-- Requirements --
Print all of the entries exactly, minus the pictures.

────────────────

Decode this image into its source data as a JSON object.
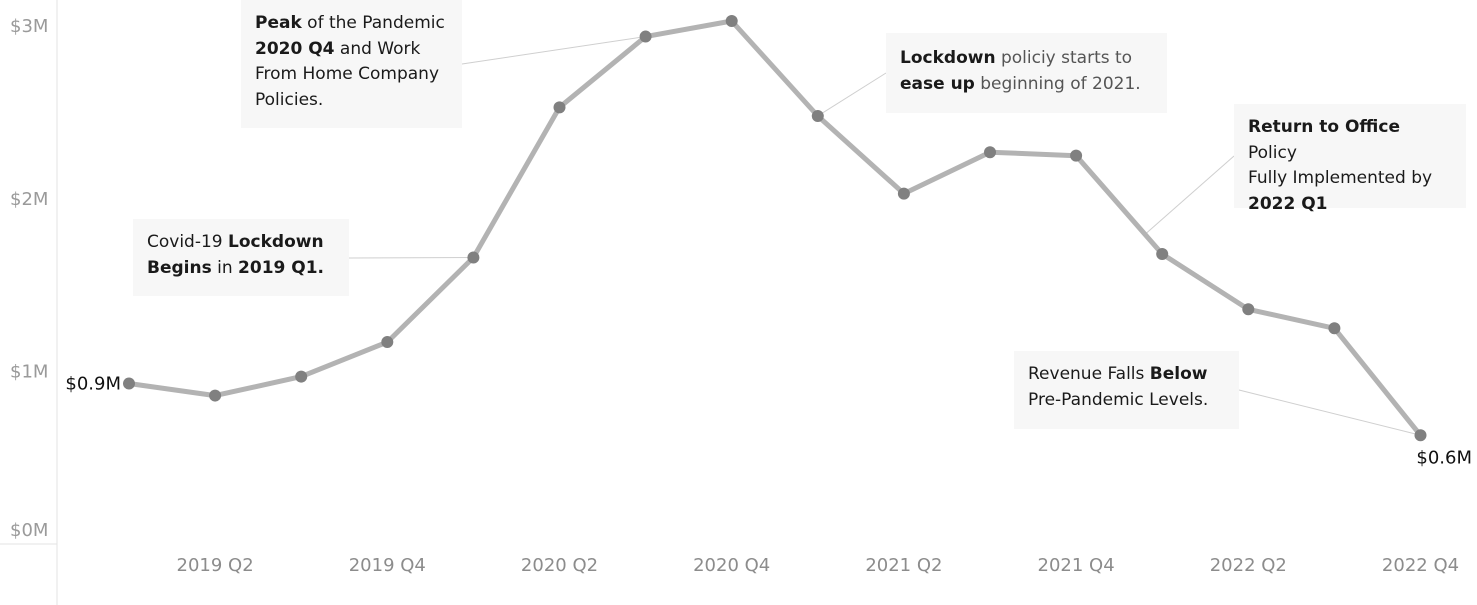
{
  "chart_data": {
    "type": "line",
    "x": [
      "2019 Q1",
      "2019 Q2",
      "2019 Q3",
      "2019 Q4",
      "2020 Q1",
      "2020 Q2",
      "2020 Q3",
      "2020 Q4",
      "2021 Q1",
      "2021 Q2",
      "2021 Q3",
      "2021 Q4",
      "2022 Q1",
      "2022 Q2",
      "2022 Q3",
      "2022 Q4"
    ],
    "series": [
      {
        "values": [
          0.93,
          0.86,
          0.97,
          1.17,
          1.66,
          2.53,
          2.94,
          3.03,
          2.48,
          2.03,
          2.27,
          2.25,
          1.68,
          1.36,
          1.25,
          0.63
        ]
      }
    ],
    "ylim": [
      0,
      3.1
    ],
    "y_ticks": [
      {
        "value": 0,
        "label": "$0M"
      },
      {
        "value": 1,
        "label": "$1M"
      },
      {
        "value": 2,
        "label": "$2M"
      },
      {
        "value": 3,
        "label": "$3M"
      }
    ],
    "x_tick_labels": [
      "2019 Q2",
      "2019 Q4",
      "2020 Q2",
      "2020 Q4",
      "2021 Q2",
      "2021 Q4",
      "2022 Q2",
      "2022 Q4"
    ],
    "data_labels": [
      {
        "index": 0,
        "label": "$0.9M"
      },
      {
        "index": 15,
        "label": "$0.6M"
      }
    ],
    "grid": false,
    "line_color": "#b3b3b3",
    "marker_color": "#808080",
    "annotations": [
      {
        "id": "covid-lockdown-annotation",
        "target_index": 4,
        "parts": [
          {
            "text": "Covid-19 ",
            "bold": false
          },
          {
            "text": "Lockdown",
            "bold": true
          },
          {
            "text": "\n",
            "bold": false
          },
          {
            "text": "Begins",
            "bold": true
          },
          {
            "text": " in ",
            "bold": false
          },
          {
            "text": "2019 Q1.",
            "bold": true
          }
        ]
      },
      {
        "id": "peak-pandemic-annotation",
        "target_index": 6,
        "parts": [
          {
            "text": "Peak",
            "bold": true
          },
          {
            "text": " of the Pandemic\n",
            "bold": false
          },
          {
            "text": "2020 Q4",
            "bold": true
          },
          {
            "text": " and Work\nFrom Home Company\nPolicies.",
            "bold": false
          }
        ]
      },
      {
        "id": "lockdown-ease-annotation",
        "target_index": 8,
        "parts": [
          {
            "text": "Lockdown",
            "bold": true
          },
          {
            "text": " policiy starts to\n",
            "bold": false
          },
          {
            "text": "ease up",
            "bold": true
          },
          {
            "text": " beginning of  2021.",
            "bold": false
          }
        ]
      },
      {
        "id": "return-to-office-annotation",
        "target_index": 11.8,
        "parts": [
          {
            "text": "Return to Office",
            "bold": true
          },
          {
            "text": " Policy\nFully Implemented by\n",
            "bold": false
          },
          {
            "text": "2022 Q1",
            "bold": true
          }
        ]
      },
      {
        "id": "revenue-falls-annotation",
        "target_index": 15,
        "parts": [
          {
            "text": "Revenue Falls ",
            "bold": false
          },
          {
            "text": "Below",
            "bold": true
          },
          {
            "text": "\nPre-Pandemic Levels.",
            "bold": false
          }
        ]
      }
    ]
  }
}
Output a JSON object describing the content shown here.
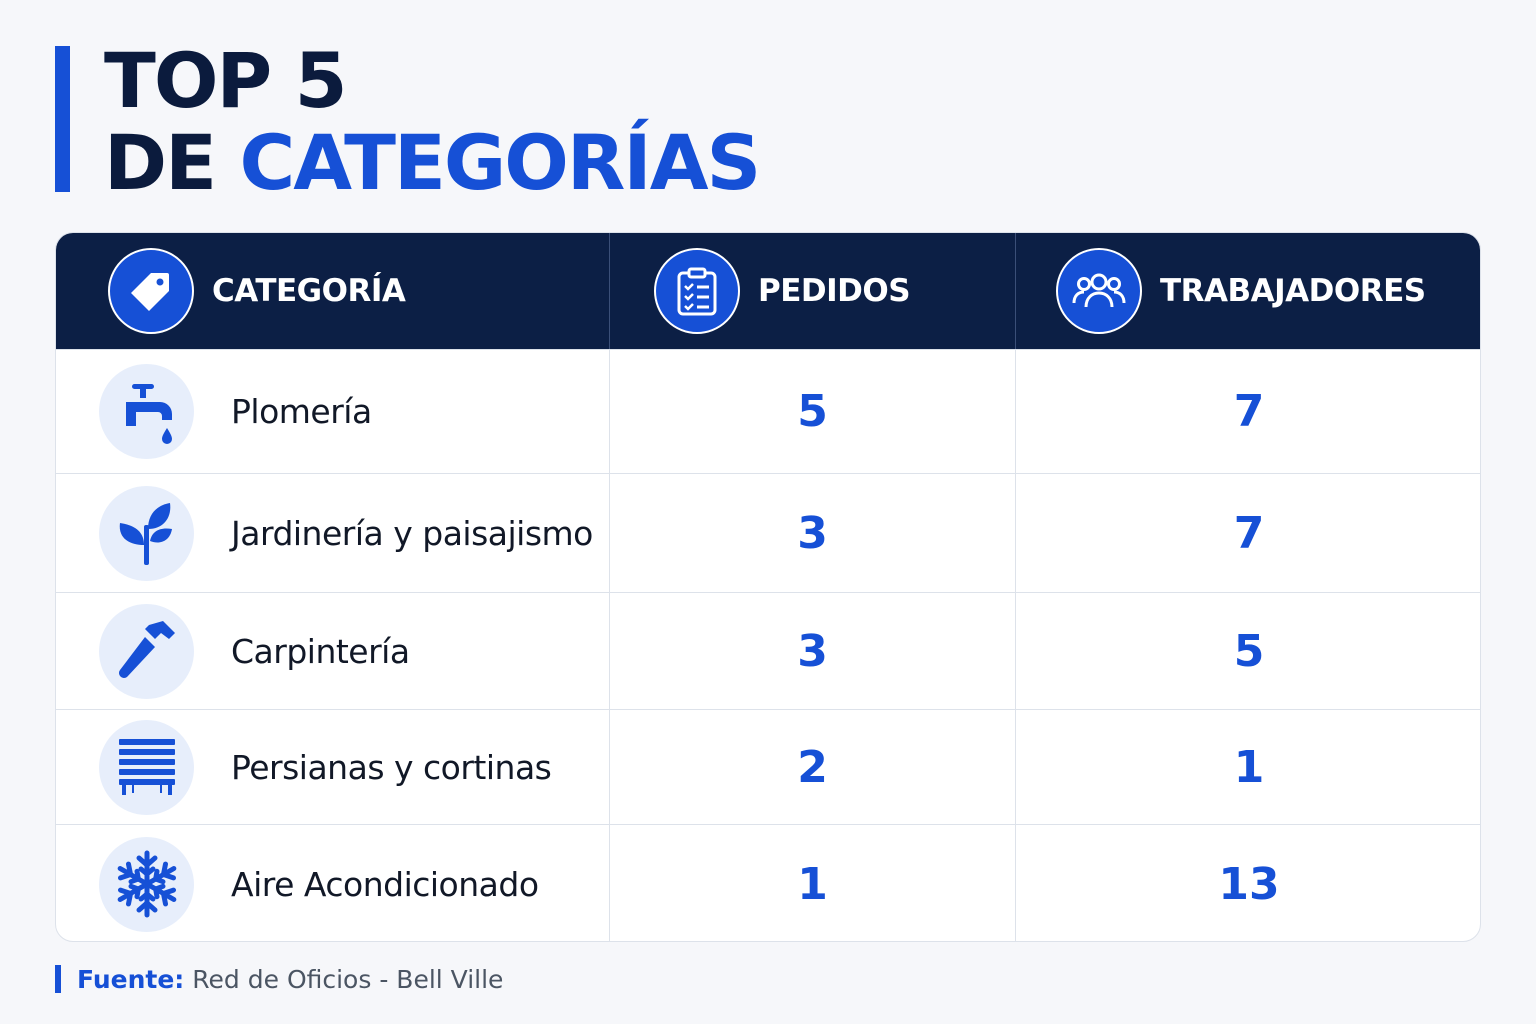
{
  "title": {
    "line1": "TOP 5",
    "line2_prefix": "DE ",
    "line2_accent": "CATEGORÍAS"
  },
  "colors": {
    "accent": "#1650d6",
    "header_bg": "#0c1f45",
    "title_dark": "#0b1b3d",
    "icon_bg": "#e7eefb"
  },
  "table": {
    "headers": [
      {
        "label": "CATEGORÍA",
        "icon": "tag-icon"
      },
      {
        "label": "PEDIDOS",
        "icon": "clipboard-checklist-icon"
      },
      {
        "label": "TRABAJADORES",
        "icon": "people-group-icon"
      }
    ],
    "rows": [
      {
        "categoria": "Plomería",
        "icon": "faucet-icon",
        "pedidos": "5",
        "trabajadores": "7"
      },
      {
        "categoria": "Jardinería y paisajismo",
        "icon": "plant-icon",
        "pedidos": "3",
        "trabajadores": "7"
      },
      {
        "categoria": "Carpintería",
        "icon": "hammer-icon",
        "pedidos": "3",
        "trabajadores": "5"
      },
      {
        "categoria": "Persianas y cortinas",
        "icon": "blinds-icon",
        "pedidos": "2",
        "trabajadores": "1"
      },
      {
        "categoria": "Aire Acondicionado",
        "icon": "snowflake-icon",
        "pedidos": "1",
        "trabajadores": "13"
      }
    ]
  },
  "chart_data": {
    "type": "table",
    "columns": [
      "CATEGORÍA",
      "PEDIDOS",
      "TRABAJADORES"
    ],
    "rows": [
      [
        "Plomería",
        5,
        7
      ],
      [
        "Jardinería y paisajismo",
        3,
        7
      ],
      [
        "Carpintería",
        3,
        5
      ],
      [
        "Persianas y cortinas",
        2,
        1
      ],
      [
        "Aire Acondicionado",
        1,
        13
      ]
    ]
  },
  "source": {
    "label": "Fuente:",
    "text": "Red de Oficios - Bell Ville"
  }
}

────────────────

-- Written answer --
Decode this image into its source data as a JSON object.
{
  "chart_data": {
    "type": "line",
    "x": [
      "2019 Q1",
      "2019 Q2",
      "2019 Q3",
      "2019 Q4",
      "2020 Q1",
      "2020 Q2",
      "2020 Q3",
      "2020 Q4",
      "2021 Q1",
      "2021 Q2",
      "2021 Q3",
      "2021 Q4",
      "2022 Q1",
      "2022 Q2",
      "2022 Q3",
      "2022 Q4"
    ],
    "series": [
      {
        "values": [
          0.93,
          0.86,
          0.97,
          1.17,
          1.66,
          2.53,
          2.94,
          3.03,
          2.48,
          2.03,
          2.27,
          2.25,
          1.68,
          1.36,
          1.25,
          0.63
        ]
      }
    ],
    "ylim": [
      0,
      3.1
    ],
    "y_ticks": [
      {
        "value": 0,
        "label": "$0M"
      },
      {
        "value": 1,
        "label": "$1M"
      },
      {
        "value": 2,
        "label": "$2M"
      },
      {
        "value": 3,
        "label": "$3M"
      }
    ],
    "x_tick_labels": [
      "2019 Q2",
      "2019 Q4",
      "2020 Q2",
      "2020 Q4",
      "2021 Q2",
      "2021 Q4",
      "2022 Q2",
      "2022 Q4"
    ],
    "data_labels": [
      {
        "index": 0,
        "label": "$0.9M"
      },
      {
        "index": 15,
        "label": "$0.6M"
      }
    ],
    "grid": false,
    "line_color": "#b3b3b3",
    "marker_color": "#808080",
    "annotations": [
      {
        "id": "covid-lockdown-annotation",
        "target_index": 4,
        "parts": [
          {
            "text": "Covid-19 ",
            "bold": false
          },
          {
            "text": "Lockdown",
            "bold": true
          },
          {
            "text": "\n",
            "bold": false
          },
          {
            "text": "Begins",
            "bold": true
          },
          {
            "text": " in ",
            "bold": false
          },
          {
            "text": "2019 Q1.",
            "bold": true
          }
        ]
      },
      {
        "id": "peak-pandemic-annotation",
        "target_index": 6,
        "parts": [
          {
            "text": "Peak",
            "bold": true
          },
          {
            "text": " of the Pandemic\n",
            "bold": false
          },
          {
            "text": "2020 Q4",
            "bold": true
          },
          {
            "text": " and Work\nFrom Home Company\nPolicies.",
            "bold": false
          }
        ]
      },
      {
        "id": "lockdown-ease-annotation",
        "target_index": 8,
        "parts": [
          {
            "text": "Lockdown",
            "bold": true
          },
          {
            "text": " policiy starts to\n",
            "bold": false
          },
          {
            "text": "ease up",
            "bold": true
          },
          {
            "text": " beginning of  2021.",
            "bold": false
          }
        ]
      },
      {
        "id": "return-to-office-annotation",
        "target_index": 11.8,
        "parts": [
          {
            "text": "Return to Office",
            "bold": true
          },
          {
            "text": " Policy\nFully Implemented by\n",
            "bold": false
          },
          {
            "text": "2022 Q1",
            "bold": true
          }
        ]
      },
      {
        "id": "revenue-falls-annotation",
        "target_index": 15,
        "parts": [
          {
            "text": "Revenue Falls ",
            "bold": false
          },
          {
            "text": "Below",
            "bold": true
          },
          {
            "text": "\nPre-Pandemic Levels.",
            "bold": false
          }
        ]
      }
    ]
  }
}
Output a JSON object describing the content shown here.
{
  "title": {
    "line1": "TOP 5",
    "line2_prefix": "DE ",
    "line2_accent": "CATEGORÍAS"
  },
  "colors": {
    "accent": "#1650d6",
    "header_bg": "#0c1f45",
    "title_dark": "#0b1b3d",
    "icon_bg": "#e7eefb"
  },
  "table": {
    "headers": [
      {
        "label": "CATEGORÍA",
        "icon": "tag-icon"
      },
      {
        "label": "PEDIDOS",
        "icon": "clipboard-checklist-icon"
      },
      {
        "label": "TRABAJADORES",
        "icon": "people-group-icon"
      }
    ],
    "rows": [
      {
        "categoria": "Plomería",
        "icon": "faucet-icon",
        "pedidos": "5",
        "trabajadores": "7"
      },
      {
        "categoria": "Jardinería y paisajismo",
        "icon": "plant-icon",
        "pedidos": "3",
        "trabajadores": "7"
      },
      {
        "categoria": "Carpintería",
        "icon": "hammer-icon",
        "pedidos": "3",
        "trabajadores": "5"
      },
      {
        "categoria": "Persianas y cortinas",
        "icon": "blinds-icon",
        "pedidos": "2",
        "trabajadores": "1"
      },
      {
        "categoria": "Aire Acondicionado",
        "icon": "snowflake-icon",
        "pedidos": "1",
        "trabajadores": "13"
      }
    ]
  },
  "chart_data": {
    "type": "table",
    "columns": [
      "CATEGORÍA",
      "PEDIDOS",
      "TRABAJADORES"
    ],
    "rows": [
      [
        "Plomería",
        5,
        7
      ],
      [
        "Jardinería y paisajismo",
        3,
        7
      ],
      [
        "Carpintería",
        3,
        5
      ],
      [
        "Persianas y cortinas",
        2,
        1
      ],
      [
        "Aire Acondicionado",
        1,
        13
      ]
    ]
  },
  "source": {
    "label": "Fuente:",
    "text": "Red de Oficios - Bell Ville"
  }
}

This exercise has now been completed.